----- Data for processing

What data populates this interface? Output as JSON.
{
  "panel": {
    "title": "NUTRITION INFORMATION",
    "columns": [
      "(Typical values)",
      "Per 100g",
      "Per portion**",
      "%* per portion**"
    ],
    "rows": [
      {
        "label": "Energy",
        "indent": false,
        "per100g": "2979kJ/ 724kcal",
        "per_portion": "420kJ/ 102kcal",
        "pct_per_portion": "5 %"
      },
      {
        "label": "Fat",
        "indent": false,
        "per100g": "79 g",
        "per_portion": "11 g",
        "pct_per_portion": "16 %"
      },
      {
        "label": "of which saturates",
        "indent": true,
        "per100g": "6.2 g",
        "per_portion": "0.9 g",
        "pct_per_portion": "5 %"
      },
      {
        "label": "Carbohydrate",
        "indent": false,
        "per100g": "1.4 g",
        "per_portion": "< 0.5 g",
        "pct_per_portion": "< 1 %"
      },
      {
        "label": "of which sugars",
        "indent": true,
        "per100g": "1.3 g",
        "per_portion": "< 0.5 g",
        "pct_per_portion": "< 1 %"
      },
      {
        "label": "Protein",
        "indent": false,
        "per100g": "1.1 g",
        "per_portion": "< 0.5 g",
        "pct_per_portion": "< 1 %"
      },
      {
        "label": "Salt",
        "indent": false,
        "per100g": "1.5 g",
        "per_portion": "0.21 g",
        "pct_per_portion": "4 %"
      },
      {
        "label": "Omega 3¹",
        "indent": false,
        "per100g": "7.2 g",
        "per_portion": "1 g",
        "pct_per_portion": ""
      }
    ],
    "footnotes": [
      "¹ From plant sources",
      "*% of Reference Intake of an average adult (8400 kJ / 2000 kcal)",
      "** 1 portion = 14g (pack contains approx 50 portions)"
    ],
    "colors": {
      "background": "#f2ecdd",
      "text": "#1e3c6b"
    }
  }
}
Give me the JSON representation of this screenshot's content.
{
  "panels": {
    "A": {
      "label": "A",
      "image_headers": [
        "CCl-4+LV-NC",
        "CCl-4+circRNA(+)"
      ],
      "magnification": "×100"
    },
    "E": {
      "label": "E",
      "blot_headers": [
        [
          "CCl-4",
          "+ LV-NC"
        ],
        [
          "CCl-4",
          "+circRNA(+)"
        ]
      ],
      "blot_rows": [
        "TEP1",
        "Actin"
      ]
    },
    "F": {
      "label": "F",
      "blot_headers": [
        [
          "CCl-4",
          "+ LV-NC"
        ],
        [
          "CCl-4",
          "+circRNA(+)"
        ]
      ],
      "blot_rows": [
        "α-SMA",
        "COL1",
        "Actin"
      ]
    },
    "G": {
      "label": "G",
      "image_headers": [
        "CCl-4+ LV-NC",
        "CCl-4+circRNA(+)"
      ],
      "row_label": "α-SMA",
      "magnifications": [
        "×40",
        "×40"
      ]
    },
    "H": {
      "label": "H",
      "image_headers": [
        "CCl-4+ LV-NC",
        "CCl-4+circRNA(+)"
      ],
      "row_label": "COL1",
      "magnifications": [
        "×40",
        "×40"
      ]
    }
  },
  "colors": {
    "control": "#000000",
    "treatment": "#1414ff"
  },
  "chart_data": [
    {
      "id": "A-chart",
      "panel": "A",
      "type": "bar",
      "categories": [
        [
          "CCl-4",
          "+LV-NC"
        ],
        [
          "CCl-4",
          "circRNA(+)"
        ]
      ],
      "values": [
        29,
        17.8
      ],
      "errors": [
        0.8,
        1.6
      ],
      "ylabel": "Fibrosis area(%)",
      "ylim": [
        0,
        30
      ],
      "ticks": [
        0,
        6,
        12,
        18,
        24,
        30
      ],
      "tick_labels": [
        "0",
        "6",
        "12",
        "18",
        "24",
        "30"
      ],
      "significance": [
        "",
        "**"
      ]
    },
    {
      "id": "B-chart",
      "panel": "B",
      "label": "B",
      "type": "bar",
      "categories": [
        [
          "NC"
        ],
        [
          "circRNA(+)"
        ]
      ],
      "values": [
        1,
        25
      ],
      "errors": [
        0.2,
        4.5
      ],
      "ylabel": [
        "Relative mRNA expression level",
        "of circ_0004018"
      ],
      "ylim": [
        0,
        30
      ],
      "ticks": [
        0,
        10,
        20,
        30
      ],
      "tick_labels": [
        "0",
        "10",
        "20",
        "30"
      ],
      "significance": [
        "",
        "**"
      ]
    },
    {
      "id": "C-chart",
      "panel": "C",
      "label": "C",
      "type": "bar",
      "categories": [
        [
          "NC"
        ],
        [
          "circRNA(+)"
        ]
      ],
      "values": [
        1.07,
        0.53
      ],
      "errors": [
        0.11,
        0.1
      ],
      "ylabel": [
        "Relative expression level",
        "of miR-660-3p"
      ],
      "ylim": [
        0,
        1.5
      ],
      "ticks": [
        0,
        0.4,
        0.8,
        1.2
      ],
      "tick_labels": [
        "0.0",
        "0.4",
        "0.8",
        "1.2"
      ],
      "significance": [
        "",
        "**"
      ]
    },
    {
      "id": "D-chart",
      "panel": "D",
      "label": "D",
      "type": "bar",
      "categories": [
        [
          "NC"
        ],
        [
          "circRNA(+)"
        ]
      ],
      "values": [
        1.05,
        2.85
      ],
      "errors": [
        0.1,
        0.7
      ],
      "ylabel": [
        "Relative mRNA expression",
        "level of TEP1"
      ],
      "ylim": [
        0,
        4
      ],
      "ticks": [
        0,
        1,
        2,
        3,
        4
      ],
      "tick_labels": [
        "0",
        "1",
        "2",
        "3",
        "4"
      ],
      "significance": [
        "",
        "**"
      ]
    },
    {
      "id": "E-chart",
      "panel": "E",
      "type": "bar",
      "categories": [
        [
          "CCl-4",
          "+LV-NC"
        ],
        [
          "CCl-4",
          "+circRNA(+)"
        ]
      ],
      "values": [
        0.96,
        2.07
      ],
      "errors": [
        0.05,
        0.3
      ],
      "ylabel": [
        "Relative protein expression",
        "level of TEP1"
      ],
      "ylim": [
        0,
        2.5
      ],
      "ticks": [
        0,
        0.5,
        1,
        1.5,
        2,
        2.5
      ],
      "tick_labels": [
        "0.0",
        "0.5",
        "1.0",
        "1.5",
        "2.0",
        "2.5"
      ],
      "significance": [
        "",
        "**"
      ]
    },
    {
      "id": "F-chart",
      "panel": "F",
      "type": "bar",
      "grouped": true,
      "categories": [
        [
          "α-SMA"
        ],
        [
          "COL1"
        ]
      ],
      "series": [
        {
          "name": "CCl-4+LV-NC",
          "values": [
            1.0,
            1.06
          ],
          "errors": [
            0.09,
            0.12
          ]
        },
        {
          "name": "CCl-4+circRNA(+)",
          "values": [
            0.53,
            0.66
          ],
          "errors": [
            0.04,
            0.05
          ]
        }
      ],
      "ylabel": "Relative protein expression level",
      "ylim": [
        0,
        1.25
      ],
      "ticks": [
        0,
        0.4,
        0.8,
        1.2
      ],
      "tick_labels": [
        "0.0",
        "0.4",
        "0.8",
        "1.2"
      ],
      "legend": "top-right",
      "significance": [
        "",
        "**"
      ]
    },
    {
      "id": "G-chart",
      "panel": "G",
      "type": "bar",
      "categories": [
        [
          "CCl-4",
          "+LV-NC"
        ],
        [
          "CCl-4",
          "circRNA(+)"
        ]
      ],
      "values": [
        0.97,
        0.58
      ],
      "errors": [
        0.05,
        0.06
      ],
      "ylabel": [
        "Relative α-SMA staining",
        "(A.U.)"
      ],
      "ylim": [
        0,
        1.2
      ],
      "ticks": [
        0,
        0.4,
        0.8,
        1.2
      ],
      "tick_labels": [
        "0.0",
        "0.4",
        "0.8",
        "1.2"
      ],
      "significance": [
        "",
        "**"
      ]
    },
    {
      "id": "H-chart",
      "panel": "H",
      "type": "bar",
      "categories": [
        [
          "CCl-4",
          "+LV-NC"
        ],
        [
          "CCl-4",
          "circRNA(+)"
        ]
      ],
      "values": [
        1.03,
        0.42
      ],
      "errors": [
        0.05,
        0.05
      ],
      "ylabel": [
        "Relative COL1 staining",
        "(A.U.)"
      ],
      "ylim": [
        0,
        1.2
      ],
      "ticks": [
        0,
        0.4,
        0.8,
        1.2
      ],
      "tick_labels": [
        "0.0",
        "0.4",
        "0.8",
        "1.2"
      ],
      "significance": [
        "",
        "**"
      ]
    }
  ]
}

----------
----- Data for processing

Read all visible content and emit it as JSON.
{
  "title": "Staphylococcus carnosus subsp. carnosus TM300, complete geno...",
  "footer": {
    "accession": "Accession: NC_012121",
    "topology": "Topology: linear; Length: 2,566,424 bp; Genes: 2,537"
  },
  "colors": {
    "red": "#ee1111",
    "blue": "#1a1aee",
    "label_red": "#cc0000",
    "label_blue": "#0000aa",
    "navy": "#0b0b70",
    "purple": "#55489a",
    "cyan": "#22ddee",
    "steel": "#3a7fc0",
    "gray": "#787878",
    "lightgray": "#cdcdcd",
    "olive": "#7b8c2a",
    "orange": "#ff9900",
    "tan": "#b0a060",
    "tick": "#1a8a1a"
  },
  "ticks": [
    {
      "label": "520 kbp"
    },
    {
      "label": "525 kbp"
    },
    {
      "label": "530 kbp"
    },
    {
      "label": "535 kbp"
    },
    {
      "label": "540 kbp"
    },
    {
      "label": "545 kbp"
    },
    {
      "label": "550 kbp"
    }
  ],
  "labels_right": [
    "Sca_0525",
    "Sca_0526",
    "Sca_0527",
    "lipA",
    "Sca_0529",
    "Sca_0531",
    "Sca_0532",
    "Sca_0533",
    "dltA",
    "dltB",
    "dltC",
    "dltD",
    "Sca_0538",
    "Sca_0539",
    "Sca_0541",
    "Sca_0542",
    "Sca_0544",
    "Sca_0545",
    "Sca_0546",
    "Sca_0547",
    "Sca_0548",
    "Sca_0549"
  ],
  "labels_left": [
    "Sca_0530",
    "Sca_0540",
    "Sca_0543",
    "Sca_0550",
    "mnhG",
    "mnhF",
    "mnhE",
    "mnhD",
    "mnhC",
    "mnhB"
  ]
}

----------

Extract each line from the listing that holds the word "content".

Expected answer>
Give me the JSON representation of this screenshot's content.
Read all visible content and emit it as JSON.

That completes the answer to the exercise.